List each line in which the string "securities" appears.
======== Input
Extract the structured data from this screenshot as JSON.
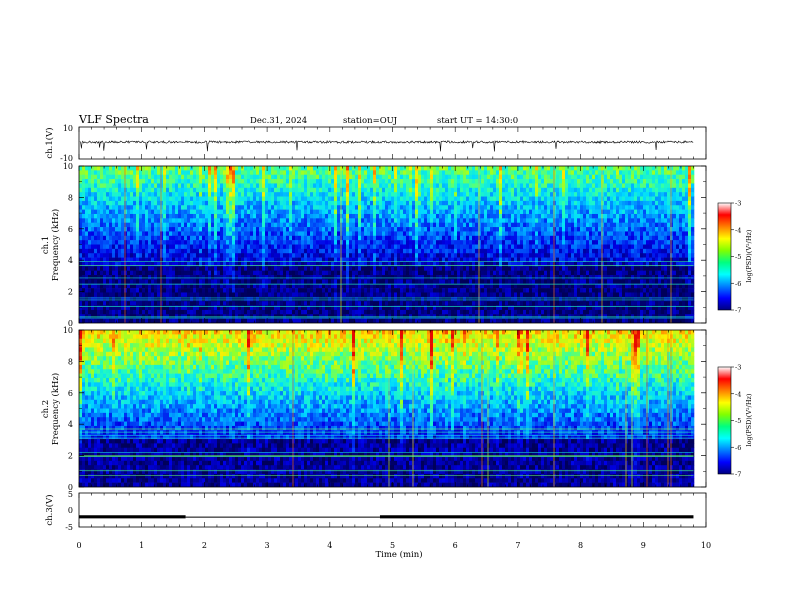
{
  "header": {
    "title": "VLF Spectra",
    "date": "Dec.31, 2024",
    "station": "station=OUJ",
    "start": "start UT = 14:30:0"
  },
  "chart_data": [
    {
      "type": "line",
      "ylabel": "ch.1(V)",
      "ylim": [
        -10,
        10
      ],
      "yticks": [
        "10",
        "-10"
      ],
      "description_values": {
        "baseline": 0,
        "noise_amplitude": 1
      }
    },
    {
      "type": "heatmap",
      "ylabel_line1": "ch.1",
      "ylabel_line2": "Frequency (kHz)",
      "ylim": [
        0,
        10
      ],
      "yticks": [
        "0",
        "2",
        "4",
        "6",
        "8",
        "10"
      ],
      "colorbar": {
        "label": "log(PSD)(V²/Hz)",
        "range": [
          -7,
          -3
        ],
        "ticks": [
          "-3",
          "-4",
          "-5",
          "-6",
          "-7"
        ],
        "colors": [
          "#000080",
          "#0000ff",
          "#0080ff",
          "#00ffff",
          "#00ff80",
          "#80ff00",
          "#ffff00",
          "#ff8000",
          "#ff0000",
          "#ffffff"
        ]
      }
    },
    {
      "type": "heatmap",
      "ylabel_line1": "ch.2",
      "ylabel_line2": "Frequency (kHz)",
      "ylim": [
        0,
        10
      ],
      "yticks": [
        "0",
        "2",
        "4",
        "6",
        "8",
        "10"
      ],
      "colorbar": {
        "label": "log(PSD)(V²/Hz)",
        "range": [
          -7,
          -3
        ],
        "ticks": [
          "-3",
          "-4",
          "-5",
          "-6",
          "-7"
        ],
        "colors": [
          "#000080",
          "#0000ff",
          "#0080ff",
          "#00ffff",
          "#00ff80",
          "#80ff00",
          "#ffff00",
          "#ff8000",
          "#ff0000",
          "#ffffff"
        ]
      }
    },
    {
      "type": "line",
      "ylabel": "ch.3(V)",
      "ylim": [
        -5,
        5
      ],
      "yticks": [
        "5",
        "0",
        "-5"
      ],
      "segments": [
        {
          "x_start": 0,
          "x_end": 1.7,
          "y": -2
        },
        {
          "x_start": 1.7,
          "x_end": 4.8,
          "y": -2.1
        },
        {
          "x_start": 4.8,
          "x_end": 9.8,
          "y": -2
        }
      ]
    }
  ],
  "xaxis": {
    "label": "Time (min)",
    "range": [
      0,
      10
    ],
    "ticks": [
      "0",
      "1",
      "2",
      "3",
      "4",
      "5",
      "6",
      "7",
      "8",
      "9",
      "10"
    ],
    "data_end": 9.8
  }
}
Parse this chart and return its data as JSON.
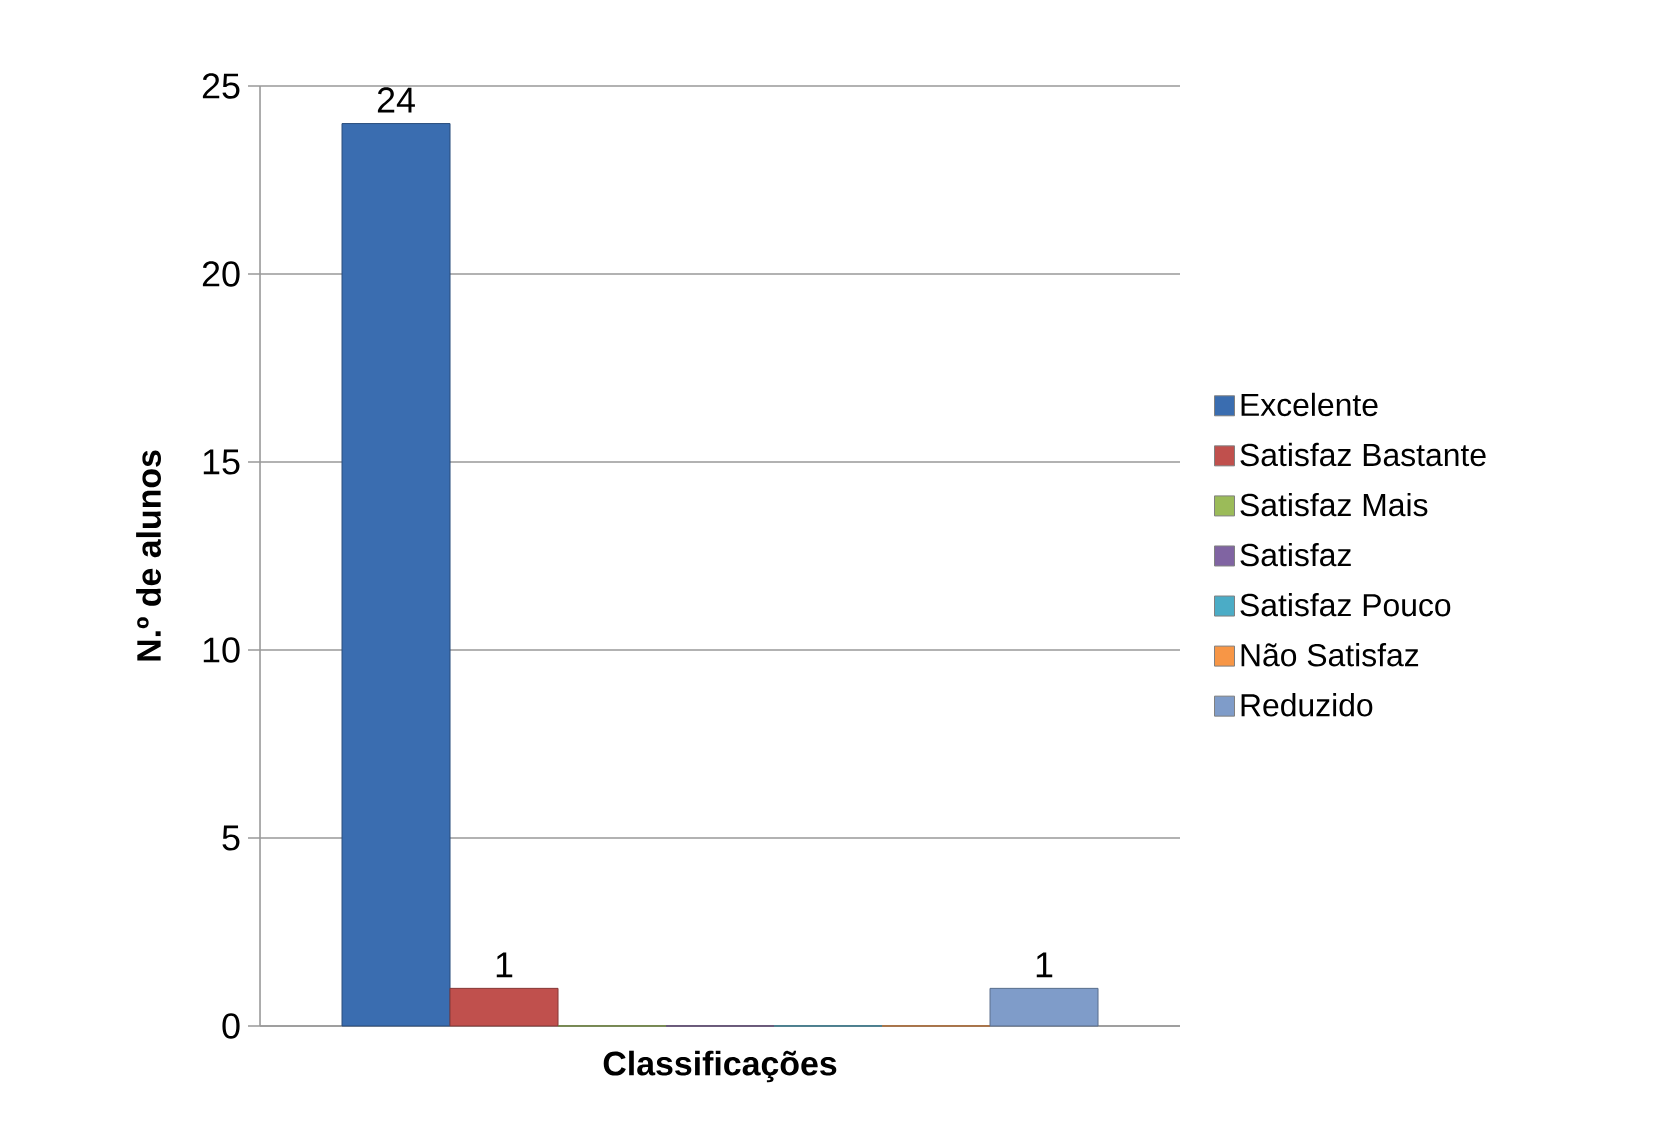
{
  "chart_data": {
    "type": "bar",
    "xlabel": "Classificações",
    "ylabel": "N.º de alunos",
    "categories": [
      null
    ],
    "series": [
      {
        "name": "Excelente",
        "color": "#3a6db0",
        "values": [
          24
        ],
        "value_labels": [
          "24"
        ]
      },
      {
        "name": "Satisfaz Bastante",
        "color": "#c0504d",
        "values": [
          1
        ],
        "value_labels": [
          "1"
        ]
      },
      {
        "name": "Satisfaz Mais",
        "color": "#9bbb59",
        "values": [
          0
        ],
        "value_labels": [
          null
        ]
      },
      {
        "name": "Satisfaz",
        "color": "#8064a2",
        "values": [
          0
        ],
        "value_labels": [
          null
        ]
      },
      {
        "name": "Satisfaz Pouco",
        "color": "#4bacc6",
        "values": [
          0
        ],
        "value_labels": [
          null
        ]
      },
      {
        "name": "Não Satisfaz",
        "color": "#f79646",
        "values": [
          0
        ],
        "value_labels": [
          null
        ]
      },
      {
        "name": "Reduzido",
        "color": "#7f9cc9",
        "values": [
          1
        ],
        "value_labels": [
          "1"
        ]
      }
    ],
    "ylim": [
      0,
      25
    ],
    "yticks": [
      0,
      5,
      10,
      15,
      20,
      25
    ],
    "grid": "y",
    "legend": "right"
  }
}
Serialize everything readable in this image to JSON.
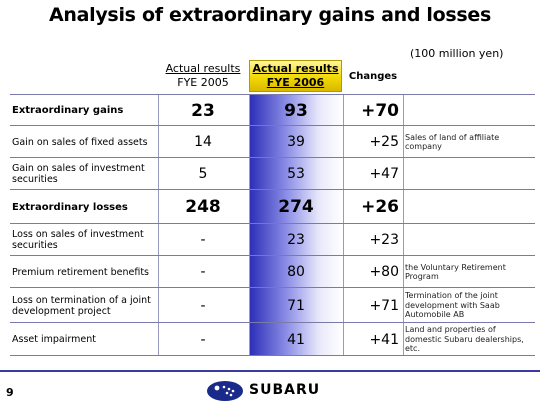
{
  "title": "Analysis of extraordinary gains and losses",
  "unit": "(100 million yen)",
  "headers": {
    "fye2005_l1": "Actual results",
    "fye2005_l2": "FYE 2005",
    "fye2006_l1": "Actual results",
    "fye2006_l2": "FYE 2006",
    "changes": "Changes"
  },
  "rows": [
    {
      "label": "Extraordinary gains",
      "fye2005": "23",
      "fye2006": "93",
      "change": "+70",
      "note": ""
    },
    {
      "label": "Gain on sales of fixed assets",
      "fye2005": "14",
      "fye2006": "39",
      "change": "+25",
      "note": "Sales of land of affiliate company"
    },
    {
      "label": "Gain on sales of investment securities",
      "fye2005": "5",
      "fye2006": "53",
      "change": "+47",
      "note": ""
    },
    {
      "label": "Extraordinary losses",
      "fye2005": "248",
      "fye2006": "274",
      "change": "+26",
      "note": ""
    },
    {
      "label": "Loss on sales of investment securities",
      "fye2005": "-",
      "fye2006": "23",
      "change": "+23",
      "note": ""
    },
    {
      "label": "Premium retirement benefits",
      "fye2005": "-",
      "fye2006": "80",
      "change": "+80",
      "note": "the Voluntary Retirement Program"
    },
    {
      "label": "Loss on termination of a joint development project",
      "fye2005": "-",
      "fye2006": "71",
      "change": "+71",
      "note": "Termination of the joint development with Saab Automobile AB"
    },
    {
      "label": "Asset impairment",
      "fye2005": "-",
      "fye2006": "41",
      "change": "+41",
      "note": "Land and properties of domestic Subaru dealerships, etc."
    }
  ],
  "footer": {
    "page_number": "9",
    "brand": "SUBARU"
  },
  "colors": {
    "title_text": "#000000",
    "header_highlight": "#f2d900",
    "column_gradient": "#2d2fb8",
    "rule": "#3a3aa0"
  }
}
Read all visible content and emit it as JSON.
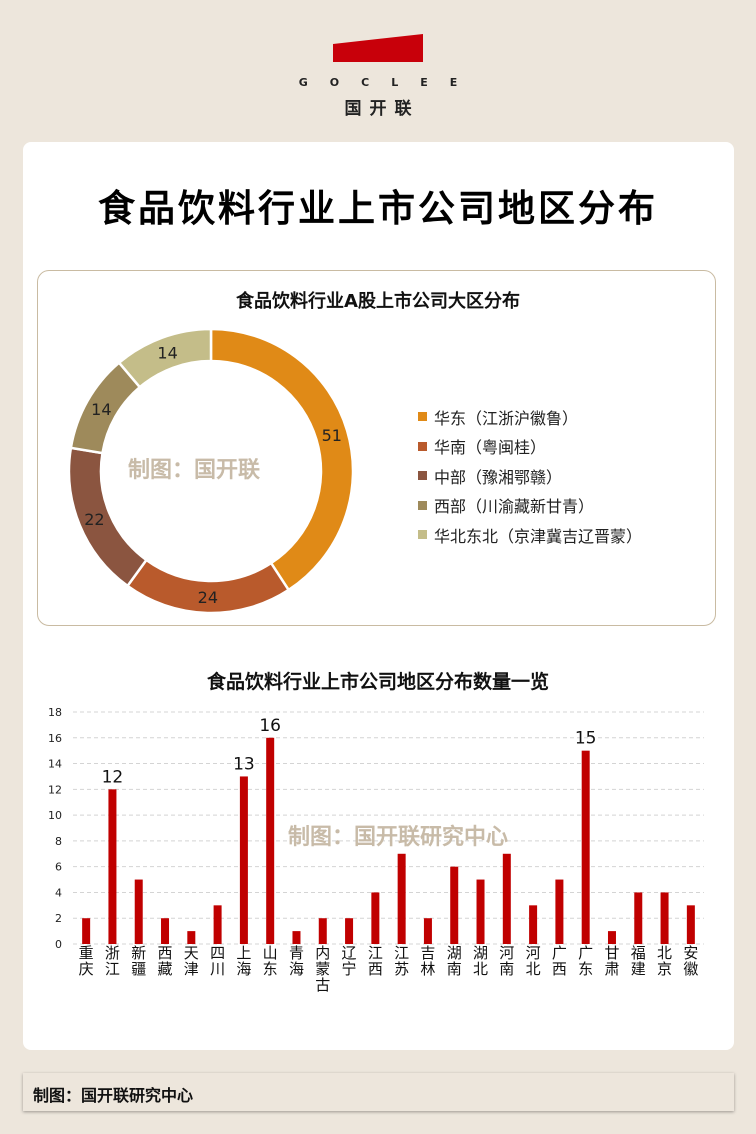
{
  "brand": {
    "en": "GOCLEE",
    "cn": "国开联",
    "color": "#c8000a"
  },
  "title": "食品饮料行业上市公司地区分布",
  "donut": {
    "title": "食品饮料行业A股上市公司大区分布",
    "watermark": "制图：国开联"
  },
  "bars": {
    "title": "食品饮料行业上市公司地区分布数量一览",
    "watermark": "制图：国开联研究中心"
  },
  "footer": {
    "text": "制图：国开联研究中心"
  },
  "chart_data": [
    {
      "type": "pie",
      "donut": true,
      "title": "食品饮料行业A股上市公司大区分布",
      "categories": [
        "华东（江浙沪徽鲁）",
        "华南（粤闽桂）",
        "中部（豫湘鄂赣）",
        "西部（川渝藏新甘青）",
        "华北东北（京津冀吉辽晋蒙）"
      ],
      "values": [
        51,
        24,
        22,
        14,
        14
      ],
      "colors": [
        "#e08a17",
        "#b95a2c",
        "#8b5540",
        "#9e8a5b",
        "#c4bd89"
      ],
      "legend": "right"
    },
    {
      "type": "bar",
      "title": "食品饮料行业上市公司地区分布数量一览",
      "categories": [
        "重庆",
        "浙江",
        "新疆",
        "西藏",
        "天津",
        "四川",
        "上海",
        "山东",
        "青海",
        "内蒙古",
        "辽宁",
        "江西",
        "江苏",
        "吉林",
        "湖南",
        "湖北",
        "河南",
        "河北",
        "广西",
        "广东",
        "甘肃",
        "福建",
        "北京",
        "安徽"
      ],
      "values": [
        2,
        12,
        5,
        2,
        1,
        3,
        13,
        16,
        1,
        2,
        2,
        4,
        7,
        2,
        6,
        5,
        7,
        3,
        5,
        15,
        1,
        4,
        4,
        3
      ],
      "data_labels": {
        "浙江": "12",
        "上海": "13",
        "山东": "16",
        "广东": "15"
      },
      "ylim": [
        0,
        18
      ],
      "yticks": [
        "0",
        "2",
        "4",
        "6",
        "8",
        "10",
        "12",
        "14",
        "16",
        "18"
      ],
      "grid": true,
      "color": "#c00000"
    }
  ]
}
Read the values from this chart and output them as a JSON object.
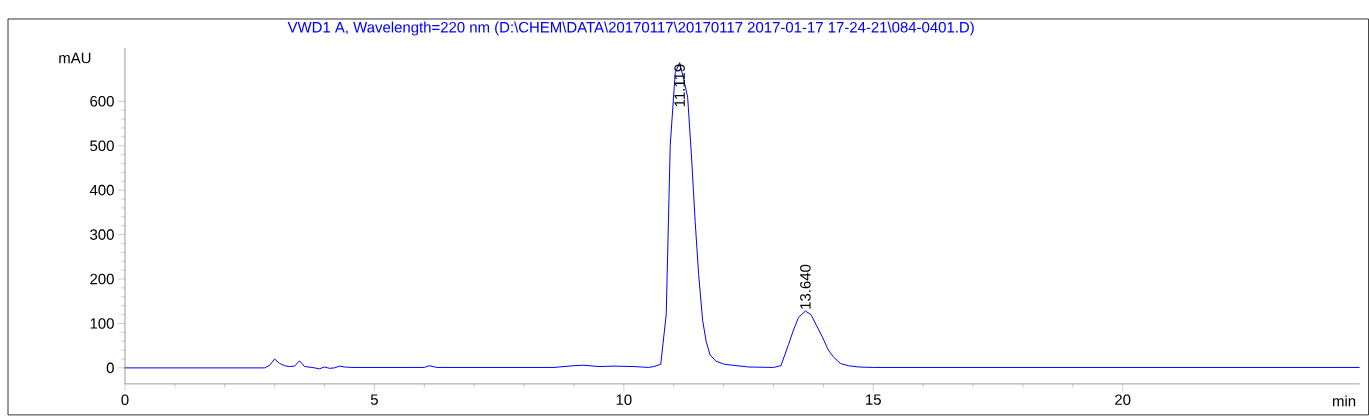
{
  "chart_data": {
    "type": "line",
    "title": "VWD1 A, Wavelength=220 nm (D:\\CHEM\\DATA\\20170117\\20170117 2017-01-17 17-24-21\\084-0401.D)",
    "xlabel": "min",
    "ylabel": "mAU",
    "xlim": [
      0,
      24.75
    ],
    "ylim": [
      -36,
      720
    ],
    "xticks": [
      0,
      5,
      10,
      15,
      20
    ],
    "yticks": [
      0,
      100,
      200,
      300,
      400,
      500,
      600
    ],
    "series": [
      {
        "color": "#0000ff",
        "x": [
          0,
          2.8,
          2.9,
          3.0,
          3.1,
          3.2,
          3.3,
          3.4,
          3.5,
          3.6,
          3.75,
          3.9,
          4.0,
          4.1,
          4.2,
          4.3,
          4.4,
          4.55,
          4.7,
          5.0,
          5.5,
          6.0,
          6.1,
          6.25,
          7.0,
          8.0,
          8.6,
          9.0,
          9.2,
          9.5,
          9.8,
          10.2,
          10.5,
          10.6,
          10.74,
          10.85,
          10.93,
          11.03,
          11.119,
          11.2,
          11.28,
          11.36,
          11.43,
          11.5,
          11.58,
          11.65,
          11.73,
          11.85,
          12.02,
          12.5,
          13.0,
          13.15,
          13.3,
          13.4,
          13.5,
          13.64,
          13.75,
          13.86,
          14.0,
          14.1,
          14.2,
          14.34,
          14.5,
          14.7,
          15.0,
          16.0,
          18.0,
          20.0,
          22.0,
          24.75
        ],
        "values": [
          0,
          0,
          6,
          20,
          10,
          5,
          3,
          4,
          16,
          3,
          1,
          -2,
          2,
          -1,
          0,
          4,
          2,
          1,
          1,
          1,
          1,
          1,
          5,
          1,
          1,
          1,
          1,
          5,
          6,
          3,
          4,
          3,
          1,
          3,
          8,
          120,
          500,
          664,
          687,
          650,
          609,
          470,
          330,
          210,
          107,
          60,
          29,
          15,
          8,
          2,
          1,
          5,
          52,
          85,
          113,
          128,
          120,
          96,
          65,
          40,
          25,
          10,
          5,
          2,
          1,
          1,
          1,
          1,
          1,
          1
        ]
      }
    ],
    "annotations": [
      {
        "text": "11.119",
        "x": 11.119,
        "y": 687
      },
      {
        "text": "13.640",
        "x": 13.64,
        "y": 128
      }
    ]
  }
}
================
§ Solution for this task:
      "label": "Gain on sales of investment securities",
      "label": "Loss on sales of investment securities",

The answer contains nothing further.